**Passage extrait**
J’avais envie d’interviewer à nouveau, après Thomas Baignères, un chanteur insolite… Danny-Marc m’a suggéré de rencontrer l’un de ses vieux amis: Gaëtan de Courrèges. Ainsi, autour d’un sympathique dîner à trois, j’ai pu découvrir ce personnage atypique, prêtre mais auteur-compositeur-interprète, metteur en scène et pédagogue qui voudrait, selon ses propres mots « réconcilier l’Homme avec son corps et son âme, concilier l’art et la foi »…
Jonathan Lévy-Bencheton – Le sacré et la musique: quel lien?

**Objectifs**
A: Reproduisez à l'identique le passage de l'entretien avec Gaëtan de Courrèges qui s'ouvre sur les mots contenant « J’avais envie d’interviewer » et se termine par « musique: quel lien? ».
B: Poursuivez l'entretien avec Gaëtan de Courrèges à partir de sa dernière phrase.
Les lignes de données n'ont aucun rapport avec l'entretien avec Gaëtan de Courrèges.

**Extrait des données**
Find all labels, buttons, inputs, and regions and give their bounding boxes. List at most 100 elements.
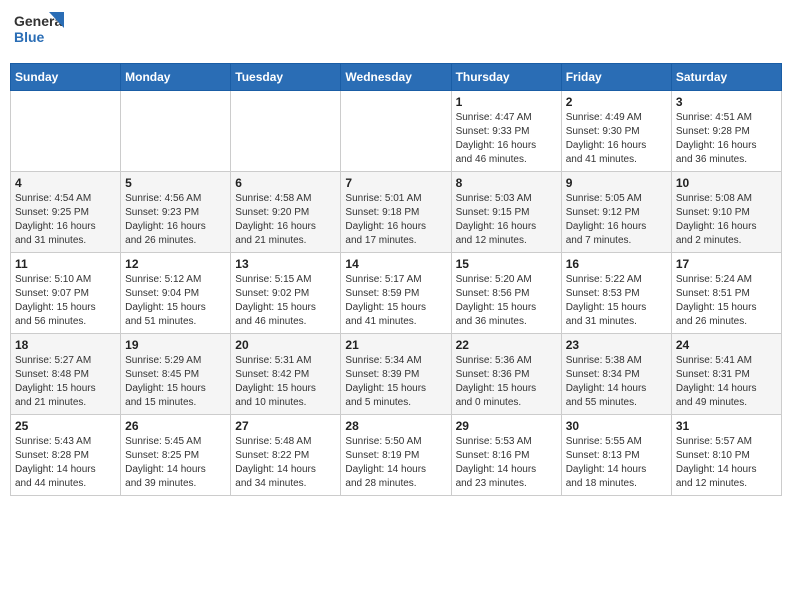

**Réponses par tâche**
A:
J’avais envie d’interviewer à nouveau, après Thomas Baignères, un chanteur insolite… Danny-Marc m’a suggéré de rencontrer l’un de ses vieux amis: Gaëtan de Courrèges. Ainsi, autour d’un sympathique dîner à trois, j’ai pu découvrir ce personnage atypique, prêtre mais auteur-compositeur-interprète, metteur en scène et pédagogue qui voudrait, selon ses propres mots « réconcilier l’Homme avec son corps et son âme, concilier l’art et la foi »…
Jonathan Lévy-Bencheton – Le sacré et la musique: quel lien?

B:
Gaëtan de Courrèges – Dès les origines, la musique fut considérée comme sacrée. Parce qu’elle semble «inventée par les dieux», et parce qu’elle tient, du coup, une place importante dans les actes «sacrés». Pas une église sans chant. Pas une synagogue sans chant. Pourquoi de cette importance du chant dans les diverses liturgies? Le chant, c’est le souffle de l’homme qui devient musique. La respiration, activité réflexe mais vitale, devient chant. Le chanteur reçoit l’air (on parle d’inspiration, aux deux sens du terme) et le transforme en cadeau, dans son expiration musicale. C’est pourquoi j’essaie d’aider mes élèves à entrer dans une philosophie (une théologie, si affinité) de la réception et du don: inspirer, ce n’est pas pomper l’air à son voisin, et expirer, ce n’est pas recracher de l’air inutile…
Est-ce donc la musique sacrée qui vous a donné cette envie de faire de la musique?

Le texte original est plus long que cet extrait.